The data below is to be returned in full and exactly.

● ● ● ● ●

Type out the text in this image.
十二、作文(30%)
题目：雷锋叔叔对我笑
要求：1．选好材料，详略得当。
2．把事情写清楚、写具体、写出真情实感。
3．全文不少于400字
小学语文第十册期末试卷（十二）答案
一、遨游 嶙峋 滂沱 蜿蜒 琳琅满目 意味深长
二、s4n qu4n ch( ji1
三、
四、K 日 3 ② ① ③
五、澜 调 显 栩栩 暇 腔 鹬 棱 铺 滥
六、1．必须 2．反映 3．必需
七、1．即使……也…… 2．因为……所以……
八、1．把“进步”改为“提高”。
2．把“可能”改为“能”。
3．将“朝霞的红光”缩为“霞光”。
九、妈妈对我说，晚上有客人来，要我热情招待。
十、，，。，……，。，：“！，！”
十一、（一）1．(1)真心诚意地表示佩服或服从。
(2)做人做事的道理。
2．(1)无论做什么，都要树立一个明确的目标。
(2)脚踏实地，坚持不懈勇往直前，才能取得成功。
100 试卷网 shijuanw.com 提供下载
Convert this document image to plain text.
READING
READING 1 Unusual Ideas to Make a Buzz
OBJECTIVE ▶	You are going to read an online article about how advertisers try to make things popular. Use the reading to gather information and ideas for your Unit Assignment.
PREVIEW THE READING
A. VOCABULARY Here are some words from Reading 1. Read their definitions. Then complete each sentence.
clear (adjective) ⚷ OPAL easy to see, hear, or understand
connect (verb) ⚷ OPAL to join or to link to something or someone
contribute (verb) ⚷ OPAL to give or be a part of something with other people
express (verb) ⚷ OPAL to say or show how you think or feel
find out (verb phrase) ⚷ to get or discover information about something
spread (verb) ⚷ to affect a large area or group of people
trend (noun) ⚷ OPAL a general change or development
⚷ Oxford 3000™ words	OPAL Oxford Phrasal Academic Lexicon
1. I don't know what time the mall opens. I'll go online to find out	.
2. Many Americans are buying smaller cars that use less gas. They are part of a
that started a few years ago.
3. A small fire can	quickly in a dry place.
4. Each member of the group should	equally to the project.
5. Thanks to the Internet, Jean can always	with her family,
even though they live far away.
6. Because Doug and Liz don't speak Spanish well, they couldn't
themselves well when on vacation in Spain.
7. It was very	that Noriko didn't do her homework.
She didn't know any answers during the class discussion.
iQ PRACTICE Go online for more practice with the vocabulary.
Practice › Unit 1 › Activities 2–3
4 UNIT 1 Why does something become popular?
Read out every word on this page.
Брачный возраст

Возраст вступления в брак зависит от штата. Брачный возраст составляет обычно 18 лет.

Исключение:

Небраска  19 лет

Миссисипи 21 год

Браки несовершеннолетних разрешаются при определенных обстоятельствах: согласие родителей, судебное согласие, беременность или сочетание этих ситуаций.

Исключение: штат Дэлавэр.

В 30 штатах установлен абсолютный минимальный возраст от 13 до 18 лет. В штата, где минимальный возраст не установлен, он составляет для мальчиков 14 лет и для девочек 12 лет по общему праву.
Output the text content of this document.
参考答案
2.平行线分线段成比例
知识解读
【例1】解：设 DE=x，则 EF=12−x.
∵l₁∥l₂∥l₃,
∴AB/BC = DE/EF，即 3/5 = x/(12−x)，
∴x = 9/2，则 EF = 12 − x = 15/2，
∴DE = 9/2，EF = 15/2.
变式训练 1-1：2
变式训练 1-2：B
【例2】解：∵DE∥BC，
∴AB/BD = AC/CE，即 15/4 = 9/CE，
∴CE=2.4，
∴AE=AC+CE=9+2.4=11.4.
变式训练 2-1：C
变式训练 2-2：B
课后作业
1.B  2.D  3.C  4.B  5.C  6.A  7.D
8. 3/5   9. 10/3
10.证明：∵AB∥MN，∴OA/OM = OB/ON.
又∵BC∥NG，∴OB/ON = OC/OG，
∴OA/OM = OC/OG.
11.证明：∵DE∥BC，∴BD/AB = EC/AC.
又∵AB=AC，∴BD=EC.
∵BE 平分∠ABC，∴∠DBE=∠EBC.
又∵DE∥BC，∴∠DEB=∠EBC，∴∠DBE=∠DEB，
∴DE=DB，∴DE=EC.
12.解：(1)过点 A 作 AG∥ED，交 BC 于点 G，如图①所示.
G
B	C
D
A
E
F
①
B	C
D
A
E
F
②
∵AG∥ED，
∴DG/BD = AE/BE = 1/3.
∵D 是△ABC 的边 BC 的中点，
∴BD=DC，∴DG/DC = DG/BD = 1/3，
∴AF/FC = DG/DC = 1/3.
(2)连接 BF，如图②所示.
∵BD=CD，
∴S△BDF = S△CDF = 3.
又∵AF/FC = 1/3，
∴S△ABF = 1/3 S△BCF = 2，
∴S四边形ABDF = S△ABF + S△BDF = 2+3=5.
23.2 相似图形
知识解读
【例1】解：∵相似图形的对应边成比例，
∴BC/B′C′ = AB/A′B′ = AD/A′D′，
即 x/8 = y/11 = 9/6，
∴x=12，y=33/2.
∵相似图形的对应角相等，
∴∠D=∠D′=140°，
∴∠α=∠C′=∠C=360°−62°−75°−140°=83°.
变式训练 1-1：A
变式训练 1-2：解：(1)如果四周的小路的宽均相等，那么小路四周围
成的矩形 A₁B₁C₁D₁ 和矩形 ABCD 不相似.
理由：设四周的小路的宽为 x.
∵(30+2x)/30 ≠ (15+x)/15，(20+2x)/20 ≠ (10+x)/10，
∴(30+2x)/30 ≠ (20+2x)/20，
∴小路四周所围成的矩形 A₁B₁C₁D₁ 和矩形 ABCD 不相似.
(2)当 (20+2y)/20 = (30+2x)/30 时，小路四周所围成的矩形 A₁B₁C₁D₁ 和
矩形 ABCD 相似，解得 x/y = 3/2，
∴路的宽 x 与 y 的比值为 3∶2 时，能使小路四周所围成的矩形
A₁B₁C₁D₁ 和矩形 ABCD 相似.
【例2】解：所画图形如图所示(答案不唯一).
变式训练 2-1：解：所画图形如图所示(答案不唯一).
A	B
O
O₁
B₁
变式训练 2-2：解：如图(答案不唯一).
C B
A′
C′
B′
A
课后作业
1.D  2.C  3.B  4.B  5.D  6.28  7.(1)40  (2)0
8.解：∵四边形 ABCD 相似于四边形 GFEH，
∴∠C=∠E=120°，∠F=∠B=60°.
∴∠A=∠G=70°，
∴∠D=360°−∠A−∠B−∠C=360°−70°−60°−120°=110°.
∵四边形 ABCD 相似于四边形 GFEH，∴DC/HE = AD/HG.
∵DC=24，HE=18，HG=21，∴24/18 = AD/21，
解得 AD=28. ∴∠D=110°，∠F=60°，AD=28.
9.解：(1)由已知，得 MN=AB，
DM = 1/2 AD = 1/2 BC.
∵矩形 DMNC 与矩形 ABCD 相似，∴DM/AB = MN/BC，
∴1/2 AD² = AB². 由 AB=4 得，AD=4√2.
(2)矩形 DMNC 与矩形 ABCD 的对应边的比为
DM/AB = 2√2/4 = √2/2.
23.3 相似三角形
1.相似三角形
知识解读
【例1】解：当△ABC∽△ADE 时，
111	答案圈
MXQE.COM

● ● ● ● ●

= Solution =
Type out the text in this image.
十二、作文(30%)
题目：雷锋叔叔对我笑
要求：1．选好材料，详略得当。
2．把事情写清楚、写具体、写出真情实感。
3．全文不少于400字
小学语文第十册期末试卷（十二）答案
一、遨游 嶙峋 滂沱 蜿蜒 琳琅满目 意味深长
二、s4n qu4n ch( ji1
三、
四、K 日 3 ② ① ③
五、澜 调 显 栩栩 暇 腔 鹬 棱 铺 滥
六、1．必须 2．反映 3．必需
七、1．即使……也…… 2．因为……所以……
八、1．把“进步”改为“提高”。
2．把“可能”改为“能”。
3．将“朝霞的红光”缩为“霞光”。
九、妈妈对我说，晚上有客人来，要我热情招待。
十、，，。，……，。，：“！，！”
十一、（一）1．(1)真心诚意地表示佩服或服从。
(2)做人做事的道理。
2．(1)无论做什么，都要树立一个明确的目标。
(2)脚踏实地，坚持不懈勇往直前，才能取得成功。
100 试卷网 shijuanw.com 提供下载
Convert this document image to plain text.
READING
READING 1 Unusual Ideas to Make a Buzz
OBJECTIVE ▶	You are going to read an online article about how advertisers try to make things popular. Use the reading to gather information and ideas for your Unit Assignment.
PREVIEW THE READING
A. VOCABULARY Here are some words from Reading 1. Read their definitions. Then complete each sentence.
clear (adjective) ⚷ OPAL easy to see, hear, or understand
connect (verb) ⚷ OPAL to join or to link to something or someone
contribute (verb) ⚷ OPAL to give or be a part of something with other people
express (verb) ⚷ OPAL to say or show how you think or feel
find out (verb phrase) ⚷ to get or discover information about something
spread (verb) ⚷ to affect a large area or group of people
trend (noun) ⚷ OPAL a general change or development
⚷ Oxford 3000™ words	OPAL Oxford Phrasal Academic Lexicon
1. I don't know what time the mall opens. I'll go online to find out	.
2. Many Americans are buying smaller cars that use less gas. They are part of a
that started a few years ago.
3. A small fire can	quickly in a dry place.
4. Each member of the group should	equally to the project.
5. Thanks to the Internet, Jean can always	with her family,
even though they live far away.
6. Because Doug and Liz don't speak Spanish well, they couldn't
themselves well when on vacation in Spain.
7. It was very	that Noriko didn't do her homework.
She didn't know any answers during the class discussion.
iQ PRACTICE Go online for more practice with the vocabulary.
Practice › Unit 1 › Activities 2–3
4 UNIT 1 Why does something become popular?
Read out every word on this page.
Брачный возраст

Возраст вступления в брак зависит от штата. Брачный возраст составляет обычно 18 лет.

Исключение:

Небраска  19 лет

Миссисипи 21 год

Браки несовершеннолетних разрешаются при определенных обстоятельствах: согласие родителей, судебное согласие, беременность или сочетание этих ситуаций.

Исключение: штат Дэлавэр.

В 30 штатах установлен абсолютный минимальный возраст от 13 до 18 лет. В штата, где минимальный возраст не установлен, он составляет для мальчиков 14 лет и для девочек 12 лет по общему праву.
Output the text content of this document.
参考答案
2.平行线分线段成比例
知识解读
【例1】解：设 DE=x，则 EF=12−x.
∵l₁∥l₂∥l₃,
∴AB/BC = DE/EF，即 3/5 = x/(12−x)，
∴x = 9/2，则 EF = 12 − x = 15/2，
∴DE = 9/2，EF = 15/2.
变式训练 1-1：2
变式训练 1-2：B
【例2】解：∵DE∥BC，
∴AB/BD = AC/CE，即 15/4 = 9/CE，
∴CE=2.4，
∴AE=AC+CE=9+2.4=11.4.
变式训练 2-1：C
变式训练 2-2：B
课后作业
1.B  2.D  3.C  4.B  5.C  6.A  7.D
8. 3/5   9. 10/3
10.证明：∵AB∥MN，∴OA/OM = OB/ON.
又∵BC∥NG，∴OB/ON = OC/OG，
∴OA/OM = OC/OG.
11.证明：∵DE∥BC，∴BD/AB = EC/AC.
又∵AB=AC，∴BD=EC.
∵BE 平分∠ABC，∴∠DBE=∠EBC.
又∵DE∥BC，∴∠DEB=∠EBC，∴∠DBE=∠DEB，
∴DE=DB，∴DE=EC.
12.解：(1)过点 A 作 AG∥ED，交 BC 于点 G，如图①所示.
G
B	C
D
A
E
F
①
B	C
D
A
E
F
②
∵AG∥ED，
∴DG/BD = AE/BE = 1/3.
∵D 是△ABC 的边 BC 的中点，
∴BD=DC，∴DG/DC = DG/BD = 1/3，
∴AF/FC = DG/DC = 1/3.
(2)连接 BF，如图②所示.
∵BD=CD，
∴S△BDF = S△CDF = 3.
又∵AF/FC = 1/3，
∴S△ABF = 1/3 S△BCF = 2，
∴S四边形ABDF = S△ABF + S△BDF = 2+3=5.
23.2 相似图形
知识解读
【例1】解：∵相似图形的对应边成比例，
∴BC/B′C′ = AB/A′B′ = AD/A′D′，
即 x/8 = y/11 = 9/6，
∴x=12，y=33/2.
∵相似图形的对应角相等，
∴∠D=∠D′=140°，
∴∠α=∠C′=∠C=360°−62°−75°−140°=83°.
变式训练 1-1：A
变式训练 1-2：解：(1)如果四周的小路的宽均相等，那么小路四周围
成的矩形 A₁B₁C₁D₁ 和矩形 ABCD 不相似.
理由：设四周的小路的宽为 x.
∵(30+2x)/30 ≠ (15+x)/15，(20+2x)/20 ≠ (10+x)/10，
∴(30+2x)/30 ≠ (20+2x)/20，
∴小路四周所围成的矩形 A₁B₁C₁D₁ 和矩形 ABCD 不相似.
(2)当 (20+2y)/20 = (30+2x)/30 时，小路四周所围成的矩形 A₁B₁C₁D₁ 和
矩形 ABCD 相似，解得 x/y = 3/2，
∴路的宽 x 与 y 的比值为 3∶2 时，能使小路四周所围成的矩形
A₁B₁C₁D₁ 和矩形 ABCD 相似.
【例2】解：所画图形如图所示(答案不唯一).
变式训练 2-1：解：所画图形如图所示(答案不唯一).
A	B
O
O₁
B₁
变式训练 2-2：解：如图(答案不唯一).
C B
A′
C′
B′
A
课后作业
1.D  2.C  3.B  4.B  5.D  6.28  7.(1)40  (2)0
8.解：∵四边形 ABCD 相似于四边形 GFEH，
∴∠C=∠E=120°，∠F=∠B=60°.
∴∠A=∠G=70°，
∴∠D=360°−∠A−∠B−∠C=360°−70°−60°−120°=110°.
∵四边形 ABCD 相似于四边形 GFEH，∴DC/HE = AD/HG.
∵DC=24，HE=18，HG=21，∴24/18 = AD/21，
解得 AD=28. ∴∠D=110°，∠F=60°，AD=28.
9.解：(1)由已知，得 MN=AB，
DM = 1/2 AD = 1/2 BC.
∵矩形 DMNC 与矩形 ABCD 相似，∴DM/AB = MN/BC，
∴1/2 AD² = AB². 由 AB=4 得，AD=4√2.
(2)矩形 DMNC 与矩形 ABCD 的对应边的比为
DM/AB = 2√2/4 = √2/2.
23.3 相似三角形
1.相似三角形
知识解读
【例1】解：当△ABC∽△ADE 时，
111	答案圈
MXQE.COM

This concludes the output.